> _Task description_
Review the lines that follow and copy each one that contains the word "esportazione".

— BEGIN Given records —

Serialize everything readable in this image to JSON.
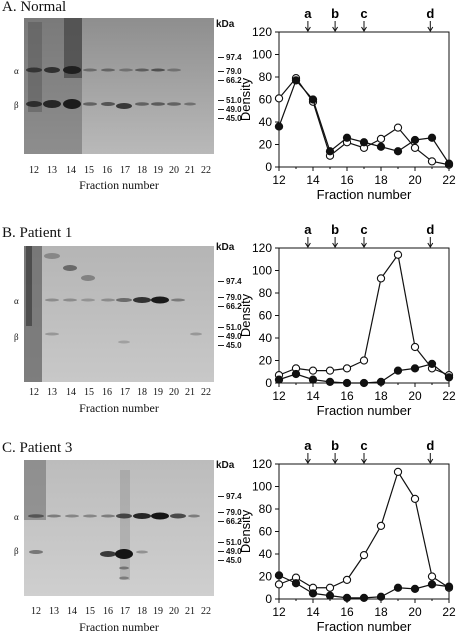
{
  "panels": [
    {
      "label": "A. Normal",
      "kda_label": "kDa",
      "alpha_label": "α",
      "beta_label": "β",
      "markers": [
        "97.4",
        "79.0",
        "66.2",
        "51.0",
        "49.0",
        "45.0"
      ],
      "lanes": [
        "12",
        "13",
        "14",
        "15",
        "16",
        "17",
        "18",
        "19",
        "20",
        "21",
        "22"
      ],
      "gel_xlabel": "Fraction number"
    },
    {
      "label": "B. Patient 1",
      "kda_label": "kDa",
      "alpha_label": "α",
      "beta_label": "β",
      "markers": [
        "97.4",
        "79.0",
        "66.2",
        "51.0",
        "49.0",
        "45.0"
      ],
      "lanes": [
        "12",
        "13",
        "14",
        "15",
        "16",
        "17",
        "18",
        "19",
        "20",
        "21",
        "22"
      ],
      "gel_xlabel": "Fraction number"
    },
    {
      "label": "C. Patient 3",
      "kda_label": "kDa",
      "alpha_label": "α",
      "beta_label": "β",
      "markers": [
        "97.4",
        "79.0",
        "66.2",
        "51.0",
        "49.0",
        "45.0"
      ],
      "lanes": [
        "12",
        "13",
        "14",
        "15",
        "16",
        "17",
        "18",
        "19",
        "20",
        "21",
        "22"
      ],
      "gel_xlabel": "Fraction number"
    }
  ],
  "chart_data": [
    {
      "type": "line",
      "xlabel": "Fraction number",
      "ylabel": "Density",
      "xlim": [
        12,
        22
      ],
      "ylim": [
        0,
        120
      ],
      "xticks": [
        12,
        14,
        16,
        18,
        20,
        22
      ],
      "yticks": [
        0,
        20,
        40,
        60,
        80,
        100,
        120
      ],
      "top_annotations": [
        {
          "text": "a",
          "x": 13.7
        },
        {
          "text": "b",
          "x": 15.3
        },
        {
          "text": "c",
          "x": 17.0
        },
        {
          "text": "d",
          "x": 20.9
        }
      ],
      "x": [
        12,
        13,
        14,
        15,
        16,
        17,
        18,
        19,
        20,
        21,
        22
      ],
      "series": [
        {
          "marker": "open-circle",
          "values": [
            61,
            79,
            58,
            10,
            22,
            17,
            25,
            35,
            17,
            5,
            2
          ]
        },
        {
          "marker": "filled-circle",
          "values": [
            36,
            77,
            60,
            14,
            26,
            22,
            18,
            14,
            24,
            26,
            3
          ]
        }
      ],
      "grid": false
    },
    {
      "type": "line",
      "xlabel": "Fraction number",
      "ylabel": "Density",
      "xlim": [
        12,
        22
      ],
      "ylim": [
        0,
        120
      ],
      "xticks": [
        12,
        14,
        16,
        18,
        20,
        22
      ],
      "yticks": [
        0,
        20,
        40,
        60,
        80,
        100,
        120
      ],
      "top_annotations": [
        {
          "text": "a",
          "x": 13.7
        },
        {
          "text": "b",
          "x": 15.3
        },
        {
          "text": "c",
          "x": 17.0
        },
        {
          "text": "d",
          "x": 20.9
        }
      ],
      "x": [
        12,
        13,
        14,
        15,
        16,
        17,
        18,
        19,
        20,
        21,
        22
      ],
      "series": [
        {
          "marker": "open-circle",
          "values": [
            7,
            13,
            11,
            11,
            13,
            20,
            93,
            114,
            32,
            13,
            7
          ]
        },
        {
          "marker": "filled-circle",
          "values": [
            3,
            8,
            3,
            1,
            0,
            0,
            1,
            11,
            13,
            17,
            5
          ]
        }
      ],
      "grid": false
    },
    {
      "type": "line",
      "xlabel": "Fraction number",
      "ylabel": "Density",
      "xlim": [
        12,
        22
      ],
      "ylim": [
        0,
        120
      ],
      "xticks": [
        12,
        14,
        16,
        18,
        20,
        22
      ],
      "yticks": [
        0,
        20,
        40,
        60,
        80,
        100,
        120
      ],
      "top_annotations": [
        {
          "text": "a",
          "x": 13.7
        },
        {
          "text": "b",
          "x": 15.3
        },
        {
          "text": "c",
          "x": 17.0
        },
        {
          "text": "d",
          "x": 20.9
        }
      ],
      "x": [
        12,
        13,
        14,
        15,
        16,
        17,
        18,
        19,
        20,
        21,
        22
      ],
      "series": [
        {
          "marker": "open-circle",
          "values": [
            13,
            19,
            10,
            10,
            17,
            39,
            65,
            113,
            89,
            20,
            10
          ]
        },
        {
          "marker": "filled-circle",
          "values": [
            21,
            14,
            5,
            3,
            1,
            1,
            2,
            10,
            9,
            13,
            11
          ]
        }
      ],
      "grid": false
    }
  ]
}
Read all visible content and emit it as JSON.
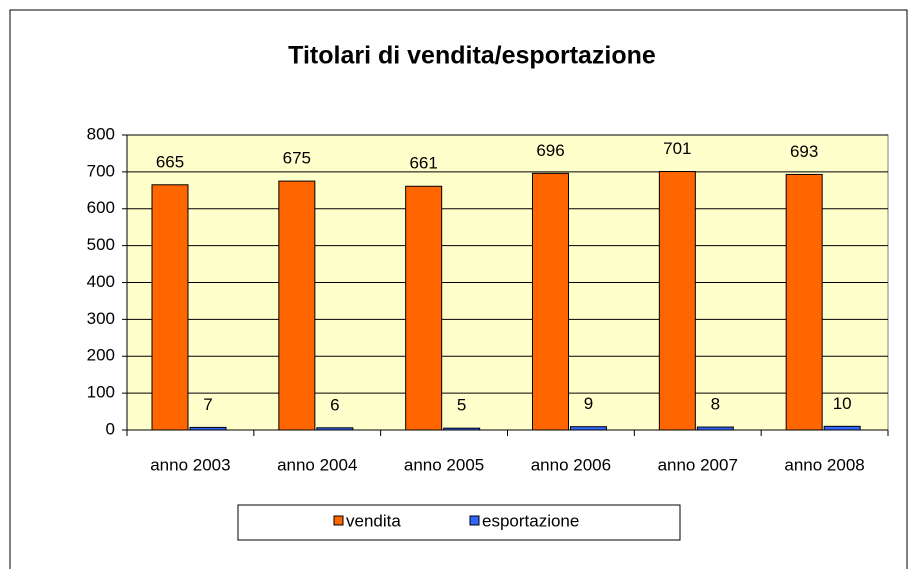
{
  "chart_data": {
    "type": "bar",
    "title": "Titolari di vendita/esportazione",
    "categories": [
      "anno 2003",
      "anno 2004",
      "anno 2005",
      "anno 2006",
      "anno 2007",
      "anno 2008"
    ],
    "series": [
      {
        "name": "vendita",
        "color": "#ff6600",
        "values": [
          665,
          675,
          661,
          696,
          701,
          693
        ]
      },
      {
        "name": "esportazione",
        "color": "#3366ff",
        "values": [
          7,
          6,
          5,
          9,
          8,
          10
        ]
      }
    ],
    "ylim": [
      0,
      800
    ],
    "yticks": [
      0,
      100,
      200,
      300,
      400,
      500,
      600,
      700,
      800
    ],
    "grid": true,
    "plot_background": "#ffffcc",
    "legend": "bottom"
  }
}
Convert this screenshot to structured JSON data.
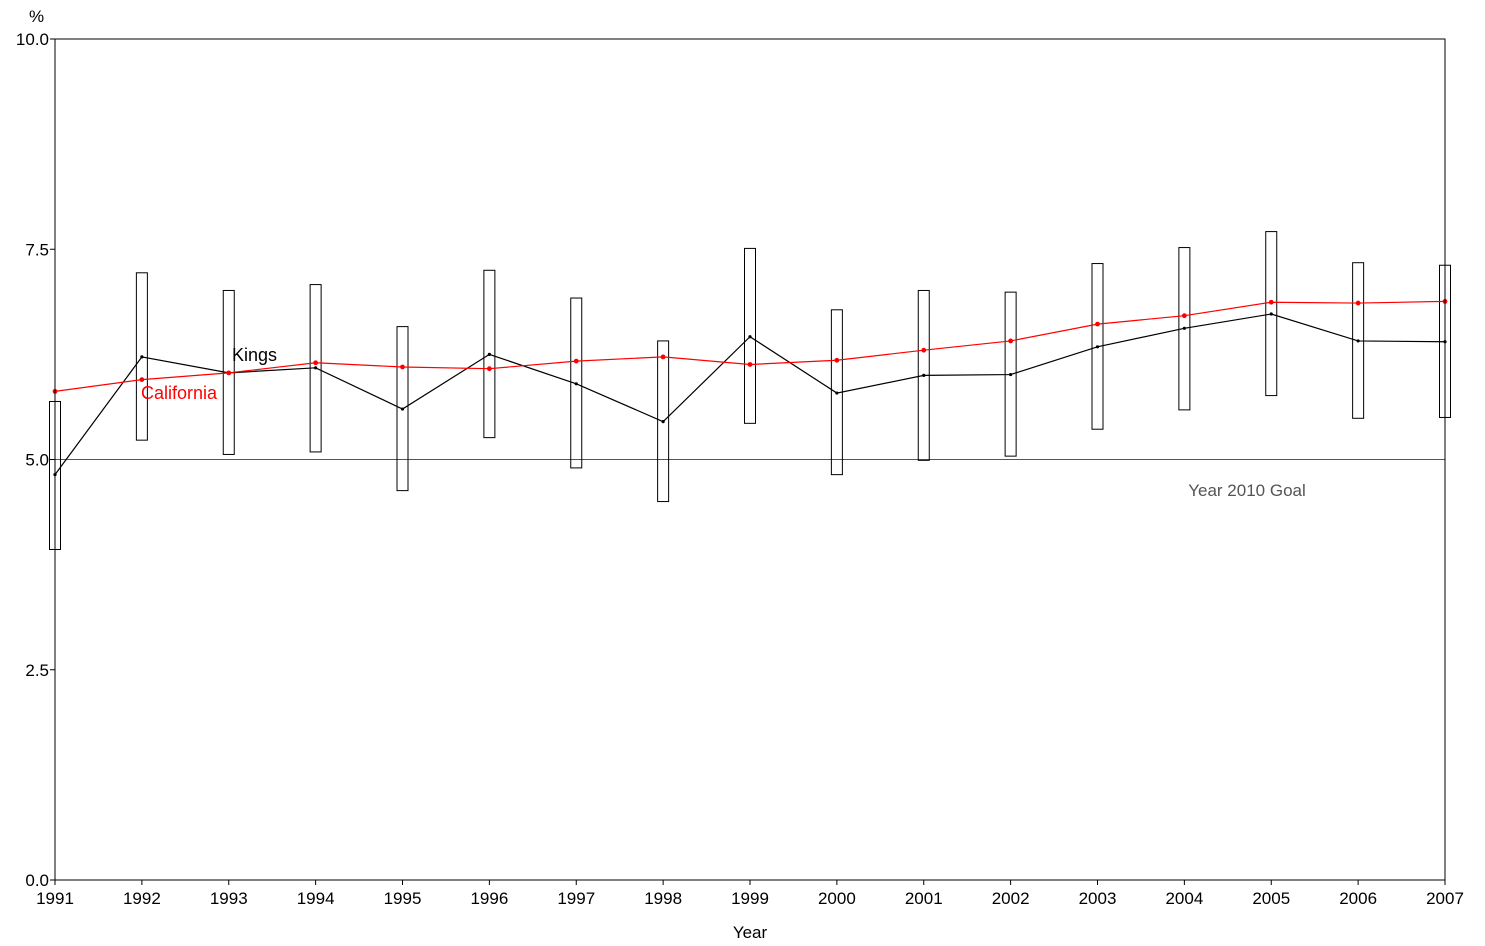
{
  "chart_data": {
    "type": "line",
    "ylabel": "%",
    "xlabel": "Year",
    "ylim": [
      0,
      10
    ],
    "xlim": [
      1991,
      2007
    ],
    "yticks": [
      0,
      2.5,
      5,
      7.5,
      10
    ],
    "ytick_labels": [
      "0.0",
      "2.5",
      "5.0",
      "7.5",
      "10.0"
    ],
    "x": [
      1991,
      1992,
      1993,
      1994,
      1995,
      1996,
      1997,
      1998,
      1999,
      2000,
      2001,
      2002,
      2003,
      2004,
      2005,
      2006,
      2007
    ],
    "xtick_labels": [
      "1991",
      "1992",
      "1993",
      "1994",
      "1995",
      "1996",
      "1997",
      "1998",
      "1999",
      "2000",
      "2001",
      "2002",
      "2003",
      "2004",
      "2005",
      "2006",
      "2007"
    ],
    "series": [
      {
        "name": "Kings",
        "color": "#000000",
        "values": [
          4.82,
          6.22,
          6.03,
          6.09,
          5.6,
          6.25,
          5.9,
          5.45,
          6.46,
          5.79,
          6.0,
          6.01,
          6.34,
          6.56,
          6.73,
          6.41,
          6.4
        ],
        "ci_low": [
          3.93,
          5.23,
          5.06,
          5.09,
          4.63,
          5.26,
          4.9,
          4.5,
          5.43,
          4.82,
          4.99,
          5.04,
          5.36,
          5.59,
          5.76,
          5.49,
          5.5
        ],
        "ci_high": [
          5.69,
          7.22,
          7.01,
          7.08,
          6.58,
          7.25,
          6.92,
          6.41,
          7.51,
          6.78,
          7.01,
          6.99,
          7.33,
          7.52,
          7.71,
          7.34,
          7.31
        ]
      },
      {
        "name": "California",
        "color": "#ff0000",
        "values": [
          5.81,
          5.95,
          6.03,
          6.15,
          6.1,
          6.08,
          6.17,
          6.22,
          6.13,
          6.18,
          6.3,
          6.41,
          6.61,
          6.71,
          6.87,
          6.86,
          6.88
        ]
      }
    ],
    "reference_line": {
      "value": 5.0,
      "label": "Year 2010 Goal",
      "color": "#555555"
    }
  }
}
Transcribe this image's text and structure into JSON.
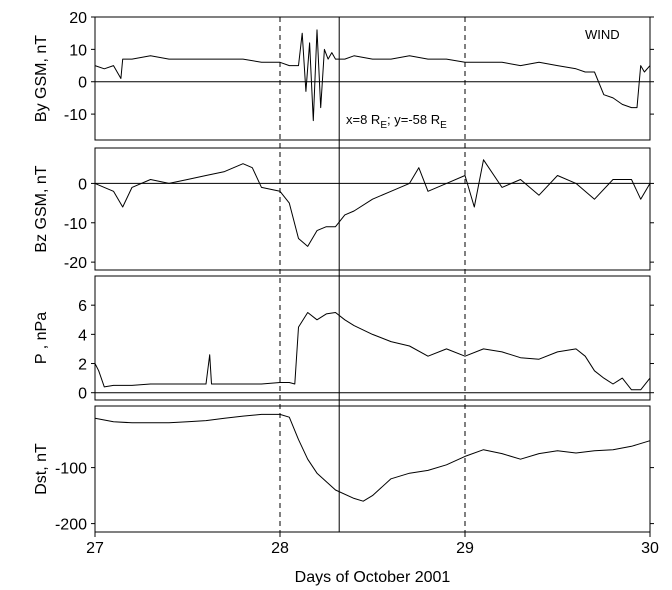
{
  "chart_data": {
    "type": "line",
    "spacecraft_label": "WIND",
    "xlabel": "Days of October 2001",
    "x_ticks": [
      "27",
      "28",
      "29",
      "30"
    ],
    "xlim": [
      27,
      30
    ],
    "vertical_markers": {
      "dashed": [
        28.0,
        29.0
      ],
      "solid": 28.32
    },
    "annotation": {
      "text_x": "x=8 R",
      "sub_x": "E",
      "text_y": "; y=-58 R",
      "sub_y": "E"
    },
    "panels": [
      {
        "id": "by",
        "ylabel": "By GSM, nT",
        "ylim": [
          -18,
          20
        ],
        "yticks": [
          -10,
          0,
          10,
          20
        ],
        "zero_line": true,
        "series": [
          {
            "x": [
              27.0,
              27.05,
              27.1,
              27.14,
              27.15,
              27.2,
              27.3,
              27.4,
              27.5,
              27.6,
              27.7,
              27.8,
              27.9,
              28.0,
              28.05,
              28.1,
              28.12,
              28.14,
              28.16,
              28.18,
              28.2,
              28.22,
              28.24,
              28.26,
              28.28,
              28.3,
              28.35,
              28.4,
              28.5,
              28.6,
              28.7,
              28.8,
              28.9,
              29.0,
              29.1,
              29.2,
              29.3,
              29.4,
              29.5,
              29.6,
              29.65,
              29.7,
              29.75,
              29.8,
              29.85,
              29.9,
              29.93,
              29.95,
              29.97,
              30.0
            ],
            "values": [
              5,
              4,
              5,
              1,
              7,
              7,
              8,
              7,
              7,
              7,
              7,
              7,
              6,
              6,
              5,
              5,
              15,
              -3,
              12,
              -12,
              16,
              -8,
              10,
              7,
              9,
              7,
              7,
              8,
              7,
              7,
              8,
              7,
              7,
              6,
              6,
              6,
              5,
              6,
              5,
              4,
              3,
              3,
              -4,
              -5,
              -7,
              -8,
              -8,
              5,
              3,
              5
            ]
          }
        ]
      },
      {
        "id": "bz",
        "ylabel": "Bz GSM, nT",
        "ylim": [
          -22,
          9
        ],
        "yticks": [
          -20,
          -10,
          0
        ],
        "zero_line": true,
        "series": [
          {
            "x": [
              27.0,
              27.05,
              27.1,
              27.15,
              27.2,
              27.3,
              27.4,
              27.5,
              27.6,
              27.7,
              27.8,
              27.85,
              27.9,
              28.0,
              28.05,
              28.1,
              28.15,
              28.2,
              28.25,
              28.3,
              28.35,
              28.4,
              28.5,
              28.6,
              28.7,
              28.75,
              28.8,
              28.9,
              29.0,
              29.05,
              29.1,
              29.2,
              29.3,
              29.4,
              29.5,
              29.6,
              29.7,
              29.8,
              29.9,
              29.95,
              30.0
            ],
            "values": [
              0,
              -1,
              -2,
              -6,
              -1,
              1,
              0,
              1,
              2,
              3,
              5,
              4,
              -1,
              -2,
              -5,
              -14,
              -16,
              -12,
              -11,
              -11,
              -8,
              -7,
              -4,
              -2,
              0,
              4,
              -2,
              0,
              2,
              -6,
              6,
              -1,
              1,
              -3,
              2,
              0,
              -4,
              1,
              1,
              -4,
              0
            ]
          }
        ]
      },
      {
        "id": "p",
        "ylabel": "P , nPa",
        "ylim": [
          -0.5,
          8
        ],
        "yticks": [
          0,
          2,
          4,
          6
        ],
        "zero_line": true,
        "series": [
          {
            "x": [
              27.0,
              27.02,
              27.05,
              27.1,
              27.2,
              27.3,
              27.4,
              27.5,
              27.6,
              27.62,
              27.63,
              27.7,
              27.8,
              27.9,
              28.0,
              28.05,
              28.08,
              28.1,
              28.15,
              28.2,
              28.25,
              28.3,
              28.35,
              28.4,
              28.5,
              28.6,
              28.7,
              28.8,
              28.9,
              29.0,
              29.1,
              29.2,
              29.3,
              29.4,
              29.5,
              29.6,
              29.65,
              29.7,
              29.75,
              29.8,
              29.85,
              29.9,
              29.95,
              30.0
            ],
            "values": [
              2,
              1.5,
              0.4,
              0.5,
              0.5,
              0.6,
              0.6,
              0.6,
              0.6,
              2.6,
              0.6,
              0.6,
              0.6,
              0.6,
              0.7,
              0.7,
              0.6,
              4.5,
              5.5,
              5.0,
              5.4,
              5.5,
              5.0,
              4.6,
              4.0,
              3.5,
              3.2,
              2.5,
              3.0,
              2.5,
              3.0,
              2.8,
              2.4,
              2.3,
              2.8,
              3.0,
              2.5,
              1.5,
              1.0,
              0.6,
              1.0,
              0.2,
              0.2,
              1.0
            ]
          }
        ]
      },
      {
        "id": "dst",
        "ylabel": "Dst, nT",
        "ylim": [
          -215,
          10
        ],
        "yticks": [
          -100,
          -200
        ],
        "zero_line": false,
        "series": [
          {
            "x": [
              27.0,
              27.1,
              27.2,
              27.3,
              27.4,
              27.5,
              27.6,
              27.7,
              27.8,
              27.9,
              28.0,
              28.05,
              28.1,
              28.15,
              28.2,
              28.3,
              28.4,
              28.45,
              28.5,
              28.6,
              28.7,
              28.8,
              28.9,
              29.0,
              29.1,
              29.2,
              29.3,
              29.4,
              29.5,
              29.6,
              29.7,
              29.8,
              29.9,
              30.0
            ],
            "values": [
              -12,
              -18,
              -20,
              -20,
              -20,
              -18,
              -16,
              -12,
              -8,
              -5,
              -5,
              -10,
              -50,
              -85,
              -110,
              -140,
              -155,
              -160,
              -150,
              -120,
              -110,
              -105,
              -95,
              -80,
              -68,
              -75,
              -85,
              -75,
              -70,
              -74,
              -70,
              -68,
              -62,
              -52
            ]
          }
        ]
      }
    ]
  }
}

— END Given records —

> _Solution_
    "title": "Titolari di vendita/esportazione",
        "name": "esportazione",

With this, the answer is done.